-- BEGIN Exercise materials --

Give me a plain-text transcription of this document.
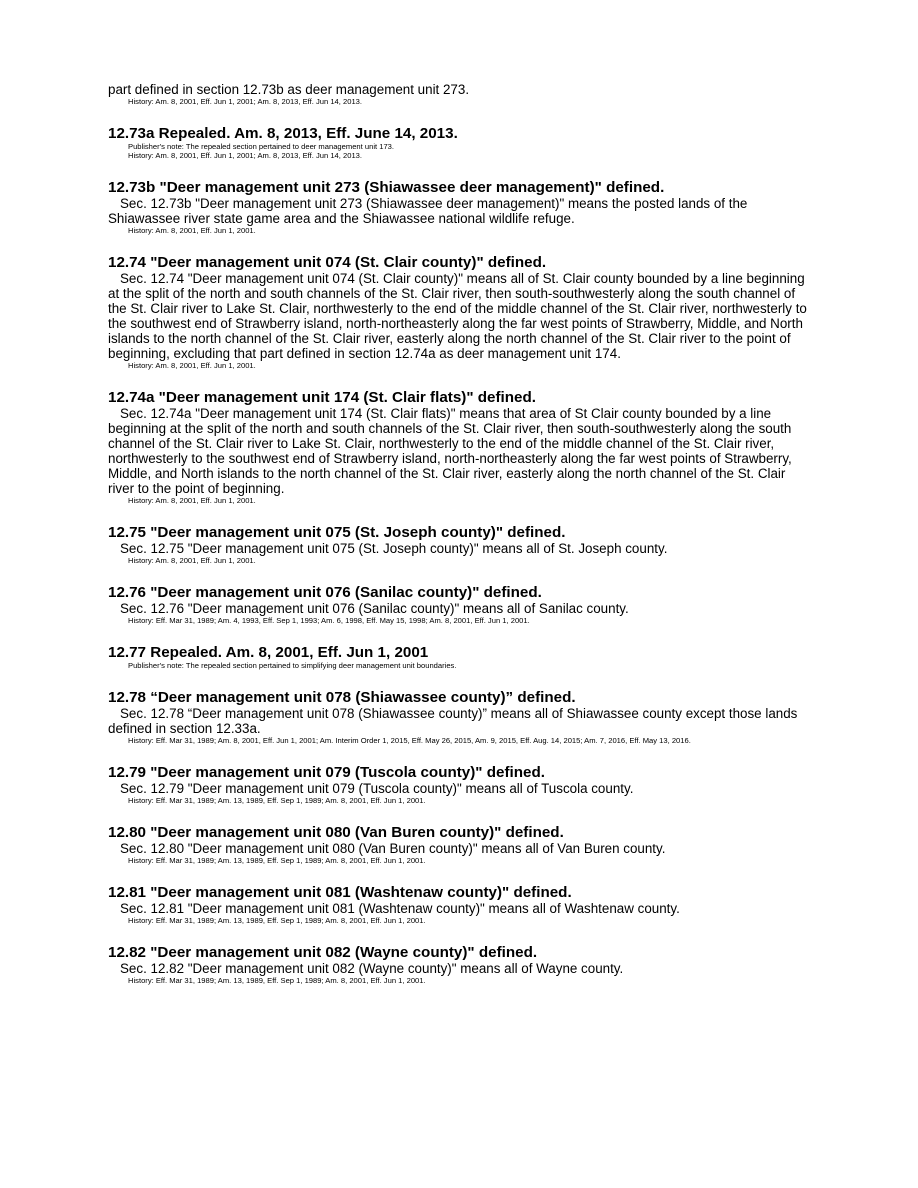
part defined in section 12.73b as deer management unit 273.

History: Am. 8, 2001, Eff. Jun 1, 2001; Am. 8, 2013, Eff. Jun 14, 2013.

12.73a Repealed. Am. 8, 2013, Eff. June 14, 2013.

Publisher's note: The repealed section pertained to deer management unit 173.

History: Am. 8, 2001, Eff. Jun 1, 2001; Am. 8, 2013, Eff. Jun 14, 2013.

12.73b "Deer management unit 273 (Shiawassee deer management)" defined.

Sec. 12.73b "Deer management unit 273 (Shiawassee deer management)" means the posted lands of the Shiawassee river state game area and the Shiawassee national wildlife refuge.

History: Am. 8, 2001, Eff. Jun 1, 2001.

12.74 "Deer management unit 074 (St. Clair county)" defined.

Sec. 12.74 "Deer management unit 074 (St. Clair county)" means all of St. Clair county bounded by a line beginning at the split of the north and south channels of the St. Clair river, then south-southwesterly along the south channel of the St. Clair river to Lake St. Clair, northwesterly to the end of the middle channel of the St. Clair river, northwesterly to the southwest end of Strawberry island, north-northeasterly along the far west points of Strawberry, Middle, and North islands to the north channel of the St. Clair river, easterly along the north channel of the St. Clair river to the point of beginning, excluding that part defined in section 12.74a as deer management unit 174.

History: Am. 8, 2001, Eff. Jun 1, 2001.

12.74a "Deer management unit 174 (St. Clair flats)" defined.

Sec. 12.74a "Deer management unit 174 (St. Clair flats)" means that area of St Clair county bounded by a line beginning at the split of the north and south channels of the St. Clair river, then south-southwesterly along the south channel of the St. Clair river to Lake St. Clair, northwesterly to the end of the middle channel of the St. Clair river, northwesterly to the southwest end of Strawberry island, north-northeasterly along the far west points of Strawberry, Middle, and North islands to the north channel of the St. Clair river, easterly along the north channel of the St. Clair river to the point of beginning.

History: Am. 8, 2001, Eff. Jun 1, 2001.

12.75 "Deer management unit 075 (St. Joseph county)" defined.

Sec. 12.75 "Deer management unit 075 (St. Joseph county)" means all of St. Joseph county.

History: Am. 8, 2001, Eff. Jun 1, 2001.

12.76 "Deer management unit 076 (Sanilac county)" defined.

Sec. 12.76 "Deer management unit 076 (Sanilac county)" means all of Sanilac county.

History: Eff. Mar 31, 1989; Am. 4, 1993, Eff. Sep 1, 1993; Am. 6, 1998, Eff. May 15, 1998; Am. 8, 2001, Eff. Jun 1, 2001.

12.77 Repealed. Am. 8, 2001, Eff. Jun 1, 2001

Publisher's note: The repealed section pertained to simplifying deer management unit boundaries.

12.78 “Deer management unit 078 (Shiawassee county)” defined.

Sec. 12.78 “Deer management unit 078 (Shiawassee county)” means all of Shiawassee county except those lands defined in section 12.33a.

History: Eff. Mar 31, 1989; Am. 8, 2001, Eff. Jun 1, 2001; Am. Interim Order 1, 2015, Eff. May 26, 2015, Am. 9, 2015, Eff. Aug. 14, 2015; Am. 7, 2016, Eff. May 13, 2016.

12.79 "Deer management unit 079 (Tuscola county)" defined.

Sec. 12.79 "Deer management unit 079 (Tuscola county)" means all of Tuscola county.

History: Eff. Mar 31, 1989; Am. 13, 1989, Eff. Sep 1, 1989; Am. 8, 2001, Eff. Jun 1, 2001.

12.80 "Deer management unit 080 (Van Buren county)" defined.

Sec. 12.80 "Deer management unit 080 (Van Buren county)" means all of Van Buren county.

History: Eff. Mar 31, 1989; Am. 13, 1989, Eff. Sep 1, 1989; Am. 8, 2001, Eff. Jun 1, 2001.

12.81 "Deer management unit 081 (Washtenaw county)" defined.

Sec. 12.81 "Deer management unit 081 (Washtenaw county)" means all of Washtenaw county.

History: Eff. Mar 31, 1989; Am. 13, 1989, Eff. Sep 1, 1989; Am. 8, 2001, Eff. Jun 1, 2001.

12.82 "Deer management unit 082 (Wayne county)" defined.

Sec. 12.82 "Deer management unit 082 (Wayne county)" means all of Wayne county.

History: Eff. Mar 31, 1989; Am. 13, 1989, Eff. Sep 1, 1989; Am. 8, 2001, Eff. Jun 1, 2001.
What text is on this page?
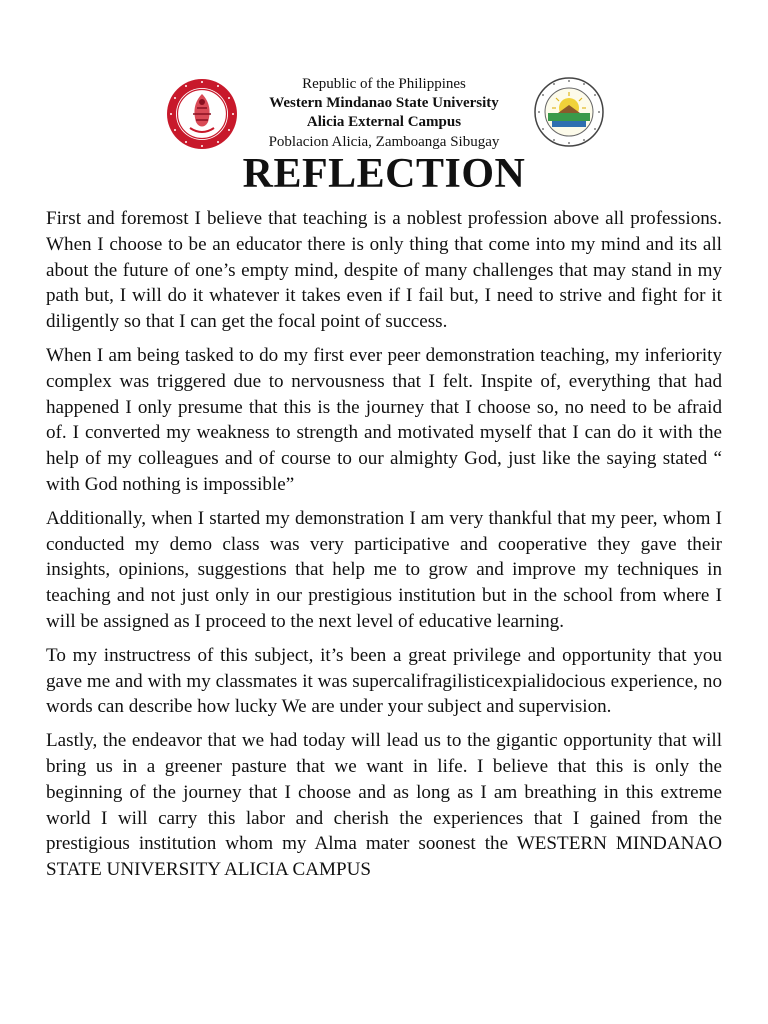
Republic of the Philippines
Western Mindanao State University
Alicia External Campus
Poblacion Alicia, Zamboanga Sibugay
REFLECTION

First and foremost I believe that teaching is a noblest profession above all professions. When I choose to be an educator there is only thing that come into my mind and its all about the future of one’s empty mind, despite of many challenges that may stand in my path but, I will do it whatever it takes even if I fail but, I need to strive and fight for it diligently so that I can get the focal point of success.

When I am being tasked to do my first ever peer demonstration teaching, my inferiority complex was triggered due to nervousness that I felt. Inspite of, everything that had happened I only presume that this is the journey that I choose so, no need to be afraid of. I converted my weakness to strength and motivated myself that I can do it with the help of my colleagues and of course to our almighty God, just like the saying stated “ with God nothing is impossible”

Additionally, when I started my demonstration I am very thankful that my peer, whom I conducted my demo class was very participative and cooperative they gave their insights, opinions, suggestions that help me to grow and improve my techniques in teaching and not just only in our prestigious institution but in the school from where I will be assigned as I proceed to the next level of educative learning.

To my instructress of this subject, it’s been a great privilege and opportunity that you gave me and with my classmates it was supercalifragilisticexpialidocious experience, no words can describe how lucky We are under your subject and supervision.

Lastly, the endeavor that we had today will lead us to the gigantic opportunity that will bring us in a greener pasture that we want in life. I believe that this is only the beginning of the journey that I choose and as long as I am breathing in this extreme world I will carry this labor and cherish the experiences that I gained from the prestigious institution whom my Alma mater soonest the WESTERN MINDANAO STATE UNIVERSITY ALICIA CAMPUS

-- END Exercise materials --

[What needs to be done]:
Pick every line with "Sanilac" in it and copy it.

[Answer for this exercise]:
12.76 "Deer management unit 076 (Sanilac county)" defined.
Sec. 12.76 "Deer management unit 076 (Sanilac county)" means all of Sanilac county.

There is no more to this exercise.